(Given problem) Copy out every line of the records below without changing any character.

(Source data)
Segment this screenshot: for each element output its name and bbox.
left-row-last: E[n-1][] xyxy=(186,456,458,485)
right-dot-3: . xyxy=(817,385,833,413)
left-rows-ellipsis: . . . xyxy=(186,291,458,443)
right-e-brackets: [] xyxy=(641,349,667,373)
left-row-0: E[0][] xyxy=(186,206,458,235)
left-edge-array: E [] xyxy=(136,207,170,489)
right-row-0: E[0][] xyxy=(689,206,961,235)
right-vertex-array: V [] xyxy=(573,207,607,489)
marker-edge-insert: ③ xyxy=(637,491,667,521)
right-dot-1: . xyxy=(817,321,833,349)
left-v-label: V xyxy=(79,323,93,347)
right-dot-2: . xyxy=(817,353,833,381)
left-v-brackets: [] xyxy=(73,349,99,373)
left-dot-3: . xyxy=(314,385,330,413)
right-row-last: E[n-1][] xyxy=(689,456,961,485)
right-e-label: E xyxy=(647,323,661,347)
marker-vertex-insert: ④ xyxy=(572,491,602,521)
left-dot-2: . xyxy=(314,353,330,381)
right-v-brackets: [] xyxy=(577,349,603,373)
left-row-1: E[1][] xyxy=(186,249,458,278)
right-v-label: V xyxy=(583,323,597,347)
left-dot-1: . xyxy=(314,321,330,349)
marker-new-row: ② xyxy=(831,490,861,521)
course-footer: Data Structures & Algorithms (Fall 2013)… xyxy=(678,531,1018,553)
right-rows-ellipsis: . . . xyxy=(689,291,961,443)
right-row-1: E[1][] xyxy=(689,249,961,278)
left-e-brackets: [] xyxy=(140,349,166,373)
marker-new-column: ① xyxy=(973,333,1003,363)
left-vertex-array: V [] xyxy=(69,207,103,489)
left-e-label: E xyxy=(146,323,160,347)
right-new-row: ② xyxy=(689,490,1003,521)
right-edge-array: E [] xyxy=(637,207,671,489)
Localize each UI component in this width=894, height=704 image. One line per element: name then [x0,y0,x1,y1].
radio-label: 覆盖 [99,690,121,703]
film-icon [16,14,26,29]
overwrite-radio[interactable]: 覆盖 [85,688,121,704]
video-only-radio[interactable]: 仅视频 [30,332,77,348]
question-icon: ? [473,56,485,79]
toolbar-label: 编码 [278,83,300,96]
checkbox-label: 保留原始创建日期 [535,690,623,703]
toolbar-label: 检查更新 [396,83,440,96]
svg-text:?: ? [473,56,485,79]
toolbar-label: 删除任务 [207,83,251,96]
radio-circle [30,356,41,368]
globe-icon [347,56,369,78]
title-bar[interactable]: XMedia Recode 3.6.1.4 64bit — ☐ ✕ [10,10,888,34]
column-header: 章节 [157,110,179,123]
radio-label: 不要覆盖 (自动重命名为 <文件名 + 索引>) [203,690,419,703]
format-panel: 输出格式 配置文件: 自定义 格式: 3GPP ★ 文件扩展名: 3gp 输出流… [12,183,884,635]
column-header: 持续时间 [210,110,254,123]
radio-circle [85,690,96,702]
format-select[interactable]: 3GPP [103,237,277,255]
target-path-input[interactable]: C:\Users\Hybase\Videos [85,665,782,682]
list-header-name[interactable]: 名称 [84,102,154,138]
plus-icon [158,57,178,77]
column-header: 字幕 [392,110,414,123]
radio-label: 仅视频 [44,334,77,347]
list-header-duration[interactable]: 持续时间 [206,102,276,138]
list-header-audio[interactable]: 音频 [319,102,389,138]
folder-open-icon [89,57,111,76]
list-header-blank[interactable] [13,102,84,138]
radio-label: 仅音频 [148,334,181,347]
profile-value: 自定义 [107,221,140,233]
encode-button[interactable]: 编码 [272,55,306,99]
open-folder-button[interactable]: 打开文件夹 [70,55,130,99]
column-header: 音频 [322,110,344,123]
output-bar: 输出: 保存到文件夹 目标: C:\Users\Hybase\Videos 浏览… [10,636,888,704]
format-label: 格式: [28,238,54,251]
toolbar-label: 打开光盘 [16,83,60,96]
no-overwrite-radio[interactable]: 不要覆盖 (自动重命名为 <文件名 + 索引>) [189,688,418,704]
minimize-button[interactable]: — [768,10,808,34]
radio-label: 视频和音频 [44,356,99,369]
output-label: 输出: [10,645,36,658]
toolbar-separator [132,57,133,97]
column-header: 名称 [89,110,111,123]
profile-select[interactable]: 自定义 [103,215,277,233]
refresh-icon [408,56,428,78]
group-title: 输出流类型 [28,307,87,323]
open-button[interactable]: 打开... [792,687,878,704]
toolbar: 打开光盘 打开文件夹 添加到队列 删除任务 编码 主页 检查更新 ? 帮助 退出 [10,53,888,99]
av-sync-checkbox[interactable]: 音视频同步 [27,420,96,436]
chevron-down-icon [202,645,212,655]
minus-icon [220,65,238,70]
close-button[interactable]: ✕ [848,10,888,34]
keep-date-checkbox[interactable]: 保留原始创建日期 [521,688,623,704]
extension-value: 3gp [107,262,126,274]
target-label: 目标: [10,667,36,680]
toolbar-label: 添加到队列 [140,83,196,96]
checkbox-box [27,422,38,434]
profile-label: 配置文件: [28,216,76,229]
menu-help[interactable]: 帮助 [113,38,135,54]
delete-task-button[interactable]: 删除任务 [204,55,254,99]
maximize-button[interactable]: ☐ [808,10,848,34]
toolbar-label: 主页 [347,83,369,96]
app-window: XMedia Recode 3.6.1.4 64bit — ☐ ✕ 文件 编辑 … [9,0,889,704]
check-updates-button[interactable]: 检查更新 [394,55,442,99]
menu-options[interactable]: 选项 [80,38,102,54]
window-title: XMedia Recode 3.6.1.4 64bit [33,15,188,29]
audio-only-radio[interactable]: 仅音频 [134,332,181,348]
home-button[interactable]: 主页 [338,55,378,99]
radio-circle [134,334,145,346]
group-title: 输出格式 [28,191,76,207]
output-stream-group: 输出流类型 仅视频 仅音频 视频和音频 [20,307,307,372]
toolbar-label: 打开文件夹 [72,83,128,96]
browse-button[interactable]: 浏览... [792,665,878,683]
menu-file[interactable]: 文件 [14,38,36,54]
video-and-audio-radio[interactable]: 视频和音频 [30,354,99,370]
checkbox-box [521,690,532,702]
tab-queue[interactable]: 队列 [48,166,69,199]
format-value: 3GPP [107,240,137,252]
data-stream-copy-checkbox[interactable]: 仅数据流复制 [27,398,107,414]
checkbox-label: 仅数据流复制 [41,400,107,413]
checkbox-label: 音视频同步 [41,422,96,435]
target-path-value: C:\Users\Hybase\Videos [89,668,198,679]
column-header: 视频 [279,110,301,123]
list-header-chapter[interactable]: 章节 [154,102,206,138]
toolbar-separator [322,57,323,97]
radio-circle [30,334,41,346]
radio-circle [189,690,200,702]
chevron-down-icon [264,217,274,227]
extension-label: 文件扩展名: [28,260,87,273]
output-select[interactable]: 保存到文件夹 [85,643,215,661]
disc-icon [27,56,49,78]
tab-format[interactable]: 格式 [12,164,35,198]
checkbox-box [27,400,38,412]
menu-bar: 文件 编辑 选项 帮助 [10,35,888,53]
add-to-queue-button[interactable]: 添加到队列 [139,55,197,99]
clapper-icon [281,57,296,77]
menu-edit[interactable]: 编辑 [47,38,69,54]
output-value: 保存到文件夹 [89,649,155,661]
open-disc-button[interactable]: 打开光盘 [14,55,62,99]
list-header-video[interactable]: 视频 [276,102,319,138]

(Response to this task)
Segment this screenshot: for each element output its name and bbox.
left-row-last: E[n-1][] xyxy=(186,456,458,485)
right-dot-3: . xyxy=(817,385,833,413)
left-rows-ellipsis: . . . xyxy=(186,291,458,443)
right-e-brackets: [] xyxy=(641,349,667,373)
left-row-0: E[0][] xyxy=(186,206,458,235)
left-edge-array: E [] xyxy=(136,207,170,489)
right-row-0: E[0][] xyxy=(689,206,961,235)
right-vertex-array: V [] xyxy=(573,207,607,489)
marker-edge-insert: ③ xyxy=(637,491,667,521)
right-dot-1: . xyxy=(817,321,833,349)
left-v-label: V xyxy=(79,323,93,347)
right-dot-2: . xyxy=(817,353,833,381)
left-v-brackets: [] xyxy=(73,349,99,373)
left-dot-3: . xyxy=(314,385,330,413)
right-row-last: E[n-1][] xyxy=(689,456,961,485)
right-e-label: E xyxy=(647,323,661,347)
marker-vertex-insert: ④ xyxy=(572,491,602,521)
left-dot-2: . xyxy=(314,353,330,381)
right-v-brackets: [] xyxy=(577,349,603,373)
left-row-1: E[1][] xyxy=(186,249,458,278)
right-v-label: V xyxy=(583,323,597,347)
left-dot-1: . xyxy=(314,321,330,349)
marker-new-row: ② xyxy=(831,490,861,521)
course-footer: Data Structures & Algorithms (Fall 2013)… xyxy=(678,531,1018,553)
right-rows-ellipsis: . . . xyxy=(689,291,961,443)
right-row-1: E[1][] xyxy=(689,249,961,278)
left-e-brackets: [] xyxy=(140,349,166,373)
marker-new-column: ① xyxy=(973,333,1003,363)
left-vertex-array: V [] xyxy=(69,207,103,489)
left-e-label: E xyxy=(146,323,160,347)
right-new-row: ② xyxy=(689,490,1003,521)
right-edge-array: E [] xyxy=(637,207,671,489)
Localize each UI component in this width=894, height=704 image. One line per element: name then [x0,y0,x1,y1].
radio-label: 覆盖 [99,690,121,703]
film-icon [16,14,26,29]
overwrite-radio[interactable]: 覆盖 [85,688,121,704]
video-only-radio[interactable]: 仅视频 [30,332,77,348]
question-icon: ? [473,56,485,79]
toolbar-label: 编码 [278,83,300,96]
checkbox-label: 保留原始创建日期 [535,690,623,703]
toolbar-label: 检查更新 [396,83,440,96]
svg-text:?: ? [473,56,485,79]
toolbar-label: 删除任务 [207,83,251,96]
radio-circle [30,356,41,368]
globe-icon [347,56,369,78]
title-bar[interactable]: XMedia Recode 3.6.1.4 64bit — ☐ ✕ [10,10,888,34]
column-header: 章节 [157,110,179,123]
radio-label: 不要覆盖 (自动重命名为 <文件名 + 索引>) [203,690,419,703]
format-panel: 输出格式 配置文件: 自定义 格式: 3GPP ★ 文件扩展名: 3gp 输出流… [12,183,884,635]
column-header: 持续时间 [210,110,254,123]
radio-circle [85,690,96,702]
format-select[interactable]: 3GPP [103,237,277,255]
target-path-input[interactable]: C:\Users\Hybase\Videos [85,665,782,682]
list-header-name[interactable]: 名称 [84,102,154,138]
plus-icon [158,57,178,77]
column-header: 字幕 [392,110,414,123]
radio-label: 仅视频 [44,334,77,347]
list-header-duration[interactable]: 持续时间 [206,102,276,138]
list-header-audio[interactable]: 音频 [319,102,389,138]
folder-open-icon [89,57,111,76]
list-header-blank[interactable] [13,102,84,138]
radio-label: 仅音频 [148,334,181,347]
profile-value: 自定义 [107,221,140,233]
encode-button[interactable]: 编码 [272,55,306,99]
open-folder-button[interactable]: 打开文件夹 [70,55,130,99]
column-header: 音频 [322,110,344,123]
output-bar: 输出: 保存到文件夹 目标: C:\Users\Hybase\Videos 浏览… [10,636,888,704]
format-label: 格式: [28,238,54,251]
toolbar-label: 打开光盘 [16,83,60,96]
no-overwrite-radio[interactable]: 不要覆盖 (自动重命名为 <文件名 + 索引>) [189,688,418,704]
minimize-button[interactable]: — [768,10,808,34]
radio-label: 视频和音频 [44,356,99,369]
output-label: 输出: [10,645,36,658]
toolbar-separator [132,57,133,97]
column-header: 名称 [89,110,111,123]
profile-select[interactable]: 自定义 [103,215,277,233]
refresh-icon [408,56,428,78]
group-title: 输出流类型 [28,307,87,323]
open-button[interactable]: 打开... [792,687,878,704]
toolbar: 打开光盘 打开文件夹 添加到队列 删除任务 编码 主页 检查更新 ? 帮助 退出 [10,53,888,99]
av-sync-checkbox[interactable]: 音视频同步 [27,420,96,436]
chevron-down-icon [202,645,212,655]
minus-icon [220,65,238,70]
close-button[interactable]: ✕ [848,10,888,34]
keep-date-checkbox[interactable]: 保留原始创建日期 [521,688,623,704]
extension-value: 3gp [107,262,126,274]
target-label: 目标: [10,667,36,680]
toolbar-label: 添加到队列 [140,83,196,96]
checkbox-box [27,422,38,434]
profile-label: 配置文件: [28,216,76,229]
menu-help[interactable]: 帮助 [113,38,135,54]
delete-task-button[interactable]: 删除任务 [204,55,254,99]
maximize-button[interactable]: ☐ [808,10,848,34]
toolbar-label: 主页 [347,83,369,96]
app-window: XMedia Recode 3.6.1.4 64bit — ☐ ✕ 文件 编辑 … [9,0,889,704]
check-updates-button[interactable]: 检查更新 [394,55,442,99]
menu-options[interactable]: 选项 [80,38,102,54]
window-title: XMedia Recode 3.6.1.4 64bit [33,15,188,29]
audio-only-radio[interactable]: 仅音频 [134,332,181,348]
home-button[interactable]: 主页 [338,55,378,99]
radio-circle [134,334,145,346]
group-title: 输出格式 [28,191,76,207]
output-stream-group: 输出流类型 仅视频 仅音频 视频和音频 [20,307,307,372]
toolbar-label: 打开文件夹 [72,83,128,96]
browse-button[interactable]: 浏览... [792,665,878,683]
menu-file[interactable]: 文件 [14,38,36,54]
video-and-audio-radio[interactable]: 视频和音频 [30,354,99,370]
checkbox-box [521,690,532,702]
tab-queue[interactable]: 队列 [48,166,69,199]
format-value: 3GPP [107,240,137,252]
data-stream-copy-checkbox[interactable]: 仅数据流复制 [27,398,107,414]
checkbox-label: 仅数据流复制 [41,400,107,413]
checkbox-label: 音视频同步 [41,422,96,435]
target-path-value: C:\Users\Hybase\Videos [89,668,198,679]
column-header: 视频 [279,110,301,123]
list-header-chapter[interactable]: 章节 [154,102,206,138]
toolbar-separator [322,57,323,97]
radio-circle [30,334,41,346]
radio-circle [189,690,200,702]
chevron-down-icon [264,217,274,227]
extension-label: 文件扩展名: [28,260,87,273]
output-select[interactable]: 保存到文件夹 [85,643,215,661]
disc-icon [27,56,49,78]
tab-format[interactable]: 格式 [12,164,35,198]
checkbox-box [27,400,38,412]
menu-bar: 文件 编辑 选项 帮助 [10,35,888,53]
add-to-queue-button[interactable]: 添加到队列 [139,55,197,99]
clapper-icon [281,57,296,77]
menu-edit[interactable]: 编辑 [47,38,69,54]
output-value: 保存到文件夹 [89,649,155,661]
open-disc-button[interactable]: 打开光盘 [14,55,62,99]
list-header-video[interactable]: 视频 [276,102,319,138]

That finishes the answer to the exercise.